STATED TASK: All of the entries must be reproduced exactly, with no images carried over.

TASK INPUT:

*****

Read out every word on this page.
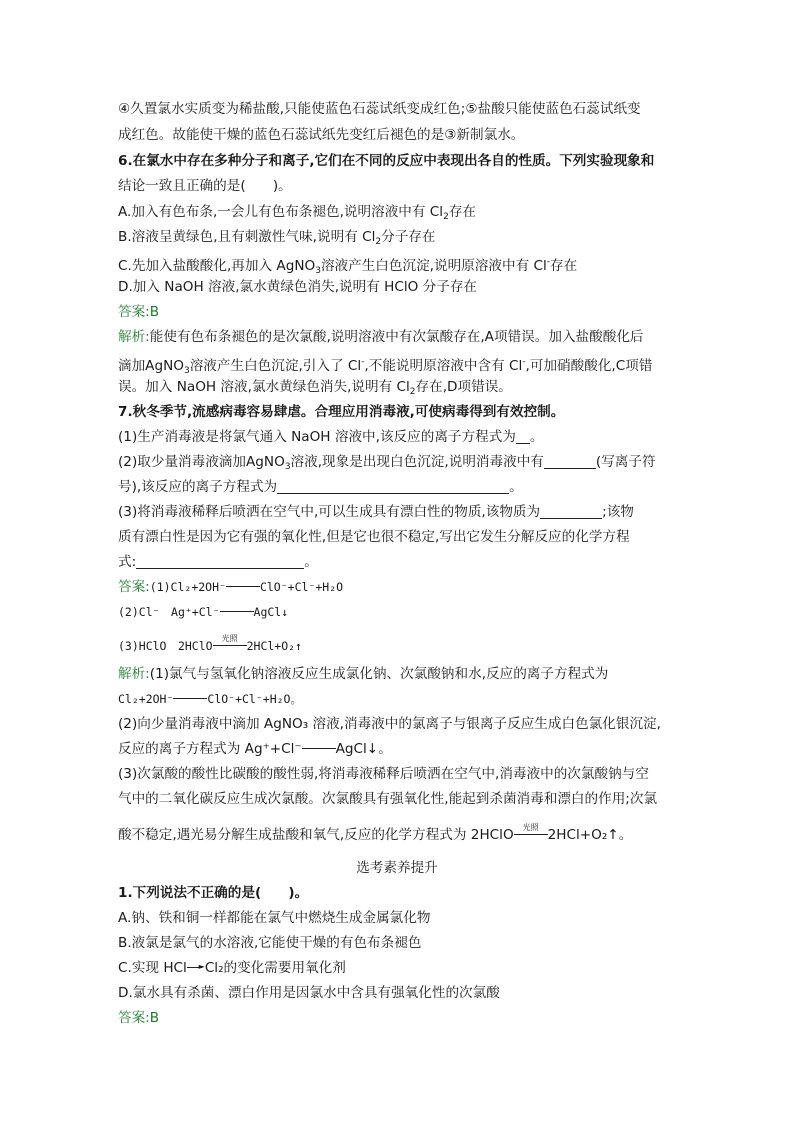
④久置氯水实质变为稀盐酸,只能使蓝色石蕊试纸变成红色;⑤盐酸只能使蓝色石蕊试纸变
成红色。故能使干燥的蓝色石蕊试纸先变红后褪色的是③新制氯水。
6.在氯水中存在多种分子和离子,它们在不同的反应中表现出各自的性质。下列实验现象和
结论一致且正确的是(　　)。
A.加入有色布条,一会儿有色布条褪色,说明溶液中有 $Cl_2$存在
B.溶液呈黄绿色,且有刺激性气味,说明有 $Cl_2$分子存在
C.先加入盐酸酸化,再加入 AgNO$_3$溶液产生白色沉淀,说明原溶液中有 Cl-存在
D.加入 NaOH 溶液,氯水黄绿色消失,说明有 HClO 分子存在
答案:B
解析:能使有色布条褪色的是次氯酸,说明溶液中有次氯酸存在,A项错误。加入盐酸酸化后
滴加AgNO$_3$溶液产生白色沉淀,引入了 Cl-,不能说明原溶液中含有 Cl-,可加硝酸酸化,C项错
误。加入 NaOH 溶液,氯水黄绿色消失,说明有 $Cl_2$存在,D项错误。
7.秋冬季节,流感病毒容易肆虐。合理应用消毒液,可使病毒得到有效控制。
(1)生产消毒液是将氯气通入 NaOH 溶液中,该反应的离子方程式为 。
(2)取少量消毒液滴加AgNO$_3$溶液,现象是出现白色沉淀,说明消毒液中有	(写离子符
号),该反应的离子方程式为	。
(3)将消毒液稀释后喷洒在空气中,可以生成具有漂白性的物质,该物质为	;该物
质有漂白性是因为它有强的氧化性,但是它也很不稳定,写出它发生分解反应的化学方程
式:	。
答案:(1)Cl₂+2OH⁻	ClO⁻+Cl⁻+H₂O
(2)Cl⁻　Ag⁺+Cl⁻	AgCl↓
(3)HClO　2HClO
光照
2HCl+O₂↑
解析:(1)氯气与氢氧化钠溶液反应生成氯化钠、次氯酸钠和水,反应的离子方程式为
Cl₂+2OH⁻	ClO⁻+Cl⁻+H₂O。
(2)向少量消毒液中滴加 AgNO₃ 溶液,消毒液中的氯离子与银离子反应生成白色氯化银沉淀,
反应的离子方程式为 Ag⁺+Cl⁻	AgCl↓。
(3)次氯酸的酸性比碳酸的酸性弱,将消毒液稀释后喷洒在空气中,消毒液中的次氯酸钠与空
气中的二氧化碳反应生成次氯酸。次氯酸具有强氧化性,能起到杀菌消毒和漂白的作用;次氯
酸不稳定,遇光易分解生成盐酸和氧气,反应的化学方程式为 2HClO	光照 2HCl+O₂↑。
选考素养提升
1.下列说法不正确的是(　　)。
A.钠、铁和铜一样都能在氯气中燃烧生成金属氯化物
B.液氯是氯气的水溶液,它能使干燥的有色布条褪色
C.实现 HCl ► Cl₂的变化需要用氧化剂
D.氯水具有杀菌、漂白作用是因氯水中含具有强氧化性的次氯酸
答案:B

*****

FINISHED TASK:
Read out every word on this page.
④久置氯水实质变为稀盐酸,只能使蓝色石蕊试纸变成红色;⑤盐酸只能使蓝色石蕊试纸变
成红色。故能使干燥的蓝色石蕊试纸先变红后褪色的是③新制氯水。
6.在氯水中存在多种分子和离子,它们在不同的反应中表现出各自的性质。下列实验现象和
结论一致且正确的是(　　)。
A.加入有色布条,一会儿有色布条褪色,说明溶液中有 $Cl_2$存在
B.溶液呈黄绿色,且有刺激性气味,说明有 $Cl_2$分子存在
C.先加入盐酸酸化,再加入 AgNO$_3$溶液产生白色沉淀,说明原溶液中有 Cl-存在
D.加入 NaOH 溶液,氯水黄绿色消失,说明有 HClO 分子存在
答案:B
解析:能使有色布条褪色的是次氯酸,说明溶液中有次氯酸存在,A项错误。加入盐酸酸化后
滴加AgNO$_3$溶液产生白色沉淀,引入了 Cl-,不能说明原溶液中含有 Cl-,可加硝酸酸化,C项错
误。加入 NaOH 溶液,氯水黄绿色消失,说明有 $Cl_2$存在,D项错误。
7.秋冬季节,流感病毒容易肆虐。合理应用消毒液,可使病毒得到有效控制。
(1)生产消毒液是将氯气通入 NaOH 溶液中,该反应的离子方程式为 。
(2)取少量消毒液滴加AgNO$_3$溶液,现象是出现白色沉淀,说明消毒液中有	(写离子符
号),该反应的离子方程式为	。
(3)将消毒液稀释后喷洒在空气中,可以生成具有漂白性的物质,该物质为	;该物
质有漂白性是因为它有强的氧化性,但是它也很不稳定,写出它发生分解反应的化学方程
式:	。
答案:(1)Cl₂+2OH⁻	ClO⁻+Cl⁻+H₂O
(2)Cl⁻　Ag⁺+Cl⁻	AgCl↓
(3)HClO　2HClO
光照
2HCl+O₂↑
解析:(1)氯气与氢氧化钠溶液反应生成氯化钠、次氯酸钠和水,反应的离子方程式为
Cl₂+2OH⁻	ClO⁻+Cl⁻+H₂O。
(2)向少量消毒液中滴加 AgNO₃ 溶液,消毒液中的氯离子与银离子反应生成白色氯化银沉淀,
反应的离子方程式为 Ag⁺+Cl⁻	AgCl↓。
(3)次氯酸的酸性比碳酸的酸性弱,将消毒液稀释后喷洒在空气中,消毒液中的次氯酸钠与空
气中的二氧化碳反应生成次氯酸。次氯酸具有强氧化性,能起到杀菌消毒和漂白的作用;次氯
酸不稳定,遇光易分解生成盐酸和氧气,反应的化学方程式为 2HClO	光照 2HCl+O₂↑。
选考素养提升
1.下列说法不正确的是(　　)。
A.钠、铁和铜一样都能在氯气中燃烧生成金属氯化物
B.液氯是氯气的水溶液,它能使干燥的有色布条褪色
C.实现 HCl ► Cl₂的变化需要用氧化剂
D.氯水具有杀菌、漂白作用是因氯水中含具有强氧化性的次氯酸
答案:B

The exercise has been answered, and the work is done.